- **Directive**
Copy out every record below, word for word.

(Dataset excerpts)
----

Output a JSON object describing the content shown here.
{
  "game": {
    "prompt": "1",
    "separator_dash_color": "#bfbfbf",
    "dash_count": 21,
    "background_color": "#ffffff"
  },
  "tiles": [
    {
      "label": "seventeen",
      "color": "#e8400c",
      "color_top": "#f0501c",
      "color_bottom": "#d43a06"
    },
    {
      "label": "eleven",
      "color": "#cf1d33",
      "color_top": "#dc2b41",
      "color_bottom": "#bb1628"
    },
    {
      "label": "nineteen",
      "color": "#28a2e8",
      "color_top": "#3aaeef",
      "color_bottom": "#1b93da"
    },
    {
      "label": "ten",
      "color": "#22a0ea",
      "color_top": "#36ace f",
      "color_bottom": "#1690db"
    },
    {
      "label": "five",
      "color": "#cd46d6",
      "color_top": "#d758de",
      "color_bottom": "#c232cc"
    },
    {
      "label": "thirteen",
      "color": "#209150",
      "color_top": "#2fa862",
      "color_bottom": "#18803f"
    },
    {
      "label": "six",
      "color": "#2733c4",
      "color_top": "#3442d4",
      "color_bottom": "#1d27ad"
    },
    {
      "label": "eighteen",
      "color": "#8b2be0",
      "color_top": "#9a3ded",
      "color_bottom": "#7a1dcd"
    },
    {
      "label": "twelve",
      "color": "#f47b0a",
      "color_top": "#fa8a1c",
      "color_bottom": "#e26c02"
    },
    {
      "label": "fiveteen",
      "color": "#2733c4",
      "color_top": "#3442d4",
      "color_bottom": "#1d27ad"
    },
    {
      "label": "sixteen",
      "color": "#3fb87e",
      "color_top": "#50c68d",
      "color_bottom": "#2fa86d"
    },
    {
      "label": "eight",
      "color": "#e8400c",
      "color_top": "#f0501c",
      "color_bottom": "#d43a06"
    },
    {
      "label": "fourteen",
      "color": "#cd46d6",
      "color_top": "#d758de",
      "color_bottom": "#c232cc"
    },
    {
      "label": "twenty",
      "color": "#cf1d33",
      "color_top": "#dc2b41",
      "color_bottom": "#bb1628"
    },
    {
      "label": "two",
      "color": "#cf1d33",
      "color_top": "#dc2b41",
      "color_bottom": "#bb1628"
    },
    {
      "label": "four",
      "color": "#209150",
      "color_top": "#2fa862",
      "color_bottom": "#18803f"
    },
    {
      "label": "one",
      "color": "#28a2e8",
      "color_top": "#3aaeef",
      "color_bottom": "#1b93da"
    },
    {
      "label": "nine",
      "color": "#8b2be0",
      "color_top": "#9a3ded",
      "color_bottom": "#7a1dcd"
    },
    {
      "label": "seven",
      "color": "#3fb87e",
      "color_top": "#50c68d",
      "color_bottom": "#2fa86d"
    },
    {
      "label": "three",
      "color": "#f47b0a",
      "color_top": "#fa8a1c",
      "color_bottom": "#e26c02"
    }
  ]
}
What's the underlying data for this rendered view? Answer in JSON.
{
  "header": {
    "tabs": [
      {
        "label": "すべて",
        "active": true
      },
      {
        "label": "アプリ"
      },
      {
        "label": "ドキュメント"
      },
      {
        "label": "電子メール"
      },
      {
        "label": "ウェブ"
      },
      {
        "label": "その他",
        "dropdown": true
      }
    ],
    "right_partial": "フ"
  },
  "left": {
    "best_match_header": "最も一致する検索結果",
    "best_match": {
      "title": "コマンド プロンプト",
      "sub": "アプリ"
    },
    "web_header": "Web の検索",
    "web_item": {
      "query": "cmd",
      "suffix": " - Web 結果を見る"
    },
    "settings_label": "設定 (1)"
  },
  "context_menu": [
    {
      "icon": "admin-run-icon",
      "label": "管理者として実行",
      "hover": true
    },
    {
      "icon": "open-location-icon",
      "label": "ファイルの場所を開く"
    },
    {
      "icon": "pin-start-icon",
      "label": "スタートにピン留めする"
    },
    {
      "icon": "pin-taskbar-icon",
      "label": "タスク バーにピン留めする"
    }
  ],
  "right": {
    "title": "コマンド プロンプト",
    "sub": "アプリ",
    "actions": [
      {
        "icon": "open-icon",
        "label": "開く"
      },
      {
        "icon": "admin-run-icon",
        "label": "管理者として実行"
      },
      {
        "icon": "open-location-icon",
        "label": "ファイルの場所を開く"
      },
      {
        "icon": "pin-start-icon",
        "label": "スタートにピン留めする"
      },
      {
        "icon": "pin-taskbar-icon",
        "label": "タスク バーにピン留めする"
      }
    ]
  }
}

----

- **Answer in full**
Output a JSON object describing the content shown here.
{
  "game": {
    "prompt": "1",
    "separator_dash_color": "#bfbfbf",
    "dash_count": 21,
    "background_color": "#ffffff"
  },
  "tiles": [
    {
      "label": "seventeen",
      "color": "#e8400c",
      "color_top": "#f0501c",
      "color_bottom": "#d43a06"
    },
    {
      "label": "eleven",
      "color": "#cf1d33",
      "color_top": "#dc2b41",
      "color_bottom": "#bb1628"
    },
    {
      "label": "nineteen",
      "color": "#28a2e8",
      "color_top": "#3aaeef",
      "color_bottom": "#1b93da"
    },
    {
      "label": "ten",
      "color": "#22a0ea",
      "color_top": "#36ace f",
      "color_bottom": "#1690db"
    },
    {
      "label": "five",
      "color": "#cd46d6",
      "color_top": "#d758de",
      "color_bottom": "#c232cc"
    },
    {
      "label": "thirteen",
      "color": "#209150",
      "color_top": "#2fa862",
      "color_bottom": "#18803f"
    },
    {
      "label": "six",
      "color": "#2733c4",
      "color_top": "#3442d4",
      "color_bottom": "#1d27ad"
    },
    {
      "label": "eighteen",
      "color": "#8b2be0",
      "color_top": "#9a3ded",
      "color_bottom": "#7a1dcd"
    },
    {
      "label": "twelve",
      "color": "#f47b0a",
      "color_top": "#fa8a1c",
      "color_bottom": "#e26c02"
    },
    {
      "label": "fiveteen",
      "color": "#2733c4",
      "color_top": "#3442d4",
      "color_bottom": "#1d27ad"
    },
    {
      "label": "sixteen",
      "color": "#3fb87e",
      "color_top": "#50c68d",
      "color_bottom": "#2fa86d"
    },
    {
      "label": "eight",
      "color": "#e8400c",
      "color_top": "#f0501c",
      "color_bottom": "#d43a06"
    },
    {
      "label": "fourteen",
      "color": "#cd46d6",
      "color_top": "#d758de",
      "color_bottom": "#c232cc"
    },
    {
      "label": "twenty",
      "color": "#cf1d33",
      "color_top": "#dc2b41",
      "color_bottom": "#bb1628"
    },
    {
      "label": "two",
      "color": "#cf1d33",
      "color_top": "#dc2b41",
      "color_bottom": "#bb1628"
    },
    {
      "label": "four",
      "color": "#209150",
      "color_top": "#2fa862",
      "color_bottom": "#18803f"
    },
    {
      "label": "one",
      "color": "#28a2e8",
      "color_top": "#3aaeef",
      "color_bottom": "#1b93da"
    },
    {
      "label": "nine",
      "color": "#8b2be0",
      "color_top": "#9a3ded",
      "color_bottom": "#7a1dcd"
    },
    {
      "label": "seven",
      "color": "#3fb87e",
      "color_top": "#50c68d",
      "color_bottom": "#2fa86d"
    },
    {
      "label": "three",
      "color": "#f47b0a",
      "color_top": "#fa8a1c",
      "color_bottom": "#e26c02"
    }
  ]
}
What's the underlying data for this rendered view? Answer in JSON.
{
  "header": {
    "tabs": [
      {
        "label": "すべて",
        "active": true
      },
      {
        "label": "アプリ"
      },
      {
        "label": "ドキュメント"
      },
      {
        "label": "電子メール"
      },
      {
        "label": "ウェブ"
      },
      {
        "label": "その他",
        "dropdown": true
      }
    ],
    "right_partial": "フ"
  },
  "left": {
    "best_match_header": "最も一致する検索結果",
    "best_match": {
      "title": "コマンド プロンプト",
      "sub": "アプリ"
    },
    "web_header": "Web の検索",
    "web_item": {
      "query": "cmd",
      "suffix": " - Web 結果を見る"
    },
    "settings_label": "設定 (1)"
  },
  "context_menu": [
    {
      "icon": "admin-run-icon",
      "label": "管理者として実行",
      "hover": true
    },
    {
      "icon": "open-location-icon",
      "label": "ファイルの場所を開く"
    },
    {
      "icon": "pin-start-icon",
      "label": "スタートにピン留めする"
    },
    {
      "icon": "pin-taskbar-icon",
      "label": "タスク バーにピン留めする"
    }
  ],
  "right": {
    "title": "コマンド プロンプト",
    "sub": "アプリ",
    "actions": [
      {
        "icon": "open-icon",
        "label": "開く"
      },
      {
        "icon": "admin-run-icon",
        "label": "管理者として実行"
      },
      {
        "icon": "open-location-icon",
        "label": "ファイルの場所を開く"
      },
      {
        "icon": "pin-start-icon",
        "label": "スタートにピン留めする"
      },
      {
        "icon": "pin-taskbar-icon",
        "label": "タスク バーにピン留めする"
      }
    ]
  }
}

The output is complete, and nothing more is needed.